PROBLEM REQUIREMENTS - Repeat, line for line, the entries printed below.
* BEGIN *
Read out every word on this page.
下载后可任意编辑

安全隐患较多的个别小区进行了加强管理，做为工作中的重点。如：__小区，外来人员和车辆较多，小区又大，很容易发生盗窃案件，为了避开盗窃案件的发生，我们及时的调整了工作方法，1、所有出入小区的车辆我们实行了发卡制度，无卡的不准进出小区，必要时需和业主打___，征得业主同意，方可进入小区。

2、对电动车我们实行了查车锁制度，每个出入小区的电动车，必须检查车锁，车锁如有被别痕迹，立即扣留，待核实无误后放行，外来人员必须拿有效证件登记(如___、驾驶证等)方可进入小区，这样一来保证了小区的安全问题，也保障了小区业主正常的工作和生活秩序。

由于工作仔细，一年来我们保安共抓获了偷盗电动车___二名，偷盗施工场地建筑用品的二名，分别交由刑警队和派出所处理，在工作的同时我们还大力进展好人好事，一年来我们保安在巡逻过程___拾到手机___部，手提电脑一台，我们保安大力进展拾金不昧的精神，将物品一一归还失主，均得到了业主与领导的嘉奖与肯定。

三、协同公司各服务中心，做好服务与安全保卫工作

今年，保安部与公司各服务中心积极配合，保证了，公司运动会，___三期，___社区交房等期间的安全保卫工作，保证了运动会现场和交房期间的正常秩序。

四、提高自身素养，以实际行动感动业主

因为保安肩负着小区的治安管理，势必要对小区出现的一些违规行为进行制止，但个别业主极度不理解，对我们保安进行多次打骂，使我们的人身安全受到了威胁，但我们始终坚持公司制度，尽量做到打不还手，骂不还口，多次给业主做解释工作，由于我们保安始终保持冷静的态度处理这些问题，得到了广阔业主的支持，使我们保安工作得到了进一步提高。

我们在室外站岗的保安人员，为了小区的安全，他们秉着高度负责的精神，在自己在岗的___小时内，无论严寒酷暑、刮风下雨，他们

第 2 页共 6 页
* END *
FULL RESPONSE -
Read out every word on this page.
下载后可任意编辑

安全隐患较多的个别小区进行了加强管理，做为工作中的重点。如：__小区，外来人员和车辆较多，小区又大，很容易发生盗窃案件，为了避开盗窃案件的发生，我们及时的调整了工作方法，1、所有出入小区的车辆我们实行了发卡制度，无卡的不准进出小区，必要时需和业主打___，征得业主同意，方可进入小区。

2、对电动车我们实行了查车锁制度，每个出入小区的电动车，必须检查车锁，车锁如有被别痕迹，立即扣留，待核实无误后放行，外来人员必须拿有效证件登记(如___、驾驶证等)方可进入小区，这样一来保证了小区的安全问题，也保障了小区业主正常的工作和生活秩序。

由于工作仔细，一年来我们保安共抓获了偷盗电动车___二名，偷盗施工场地建筑用品的二名，分别交由刑警队和派出所处理，在工作的同时我们还大力进展好人好事，一年来我们保安在巡逻过程___拾到手机___部，手提电脑一台，我们保安大力进展拾金不昧的精神，将物品一一归还失主，均得到了业主与领导的嘉奖与肯定。

三、协同公司各服务中心，做好服务与安全保卫工作

今年，保安部与公司各服务中心积极配合，保证了，公司运动会，___三期，___社区交房等期间的安全保卫工作，保证了运动会现场和交房期间的正常秩序。

四、提高自身素养，以实际行动感动业主

因为保安肩负着小区的治安管理，势必要对小区出现的一些违规行为进行制止，但个别业主极度不理解，对我们保安进行多次打骂，使我们的人身安全受到了威胁，但我们始终坚持公司制度，尽量做到打不还手，骂不还口，多次给业主做解释工作，由于我们保安始终保持冷静的态度处理这些问题，得到了广阔业主的支持，使我们保安工作得到了进一步提高。

我们在室外站岗的保安人员，为了小区的安全，他们秉着高度负责的精神，在自己在岗的___小时内，无论严寒酷暑、刮风下雨，他们

第 2 页共 6 页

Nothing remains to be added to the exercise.